YOUR GOAL: Keep only those lines of the records that include the string "快快判断吧".

# # # # # # #

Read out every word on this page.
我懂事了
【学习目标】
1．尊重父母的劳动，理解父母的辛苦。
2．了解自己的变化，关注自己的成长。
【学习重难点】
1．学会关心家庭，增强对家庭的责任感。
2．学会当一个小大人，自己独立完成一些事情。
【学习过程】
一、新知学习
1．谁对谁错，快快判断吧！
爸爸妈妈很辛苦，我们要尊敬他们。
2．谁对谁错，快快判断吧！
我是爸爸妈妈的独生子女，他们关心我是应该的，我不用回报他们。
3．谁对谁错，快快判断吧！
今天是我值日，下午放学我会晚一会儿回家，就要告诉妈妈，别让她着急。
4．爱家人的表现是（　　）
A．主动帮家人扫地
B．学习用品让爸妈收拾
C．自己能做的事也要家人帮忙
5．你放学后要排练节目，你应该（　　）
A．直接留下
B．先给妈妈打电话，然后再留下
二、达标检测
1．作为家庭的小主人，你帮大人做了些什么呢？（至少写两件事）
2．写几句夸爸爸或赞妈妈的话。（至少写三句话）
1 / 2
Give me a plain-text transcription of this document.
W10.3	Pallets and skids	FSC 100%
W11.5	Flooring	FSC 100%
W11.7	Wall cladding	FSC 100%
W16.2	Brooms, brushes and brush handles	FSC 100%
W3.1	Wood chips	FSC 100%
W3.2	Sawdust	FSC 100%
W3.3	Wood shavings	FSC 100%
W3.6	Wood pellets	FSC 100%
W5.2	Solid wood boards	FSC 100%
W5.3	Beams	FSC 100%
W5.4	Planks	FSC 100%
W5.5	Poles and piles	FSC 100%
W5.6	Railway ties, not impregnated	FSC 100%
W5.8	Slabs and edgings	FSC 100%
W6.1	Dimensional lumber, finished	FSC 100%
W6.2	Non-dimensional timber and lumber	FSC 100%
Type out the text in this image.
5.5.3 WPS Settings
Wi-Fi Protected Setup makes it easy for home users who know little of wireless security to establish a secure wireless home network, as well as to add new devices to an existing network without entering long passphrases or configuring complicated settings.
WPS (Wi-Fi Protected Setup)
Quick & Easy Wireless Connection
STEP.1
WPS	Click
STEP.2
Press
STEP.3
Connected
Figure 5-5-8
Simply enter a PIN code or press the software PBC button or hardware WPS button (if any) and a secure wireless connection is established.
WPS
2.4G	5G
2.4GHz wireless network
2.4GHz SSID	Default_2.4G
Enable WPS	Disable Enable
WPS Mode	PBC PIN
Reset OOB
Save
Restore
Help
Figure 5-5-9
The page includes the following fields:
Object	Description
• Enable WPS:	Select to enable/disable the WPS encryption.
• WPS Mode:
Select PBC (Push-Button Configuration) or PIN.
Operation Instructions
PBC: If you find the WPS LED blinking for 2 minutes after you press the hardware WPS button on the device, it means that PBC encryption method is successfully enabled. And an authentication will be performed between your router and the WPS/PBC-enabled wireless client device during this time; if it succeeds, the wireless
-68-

# # # # # # #

COMPLETED EXERCISE:
1．谁对谁错，快快判断吧！
2．谁对谁错，快快判断吧！
3．谁对谁错，快快判断吧！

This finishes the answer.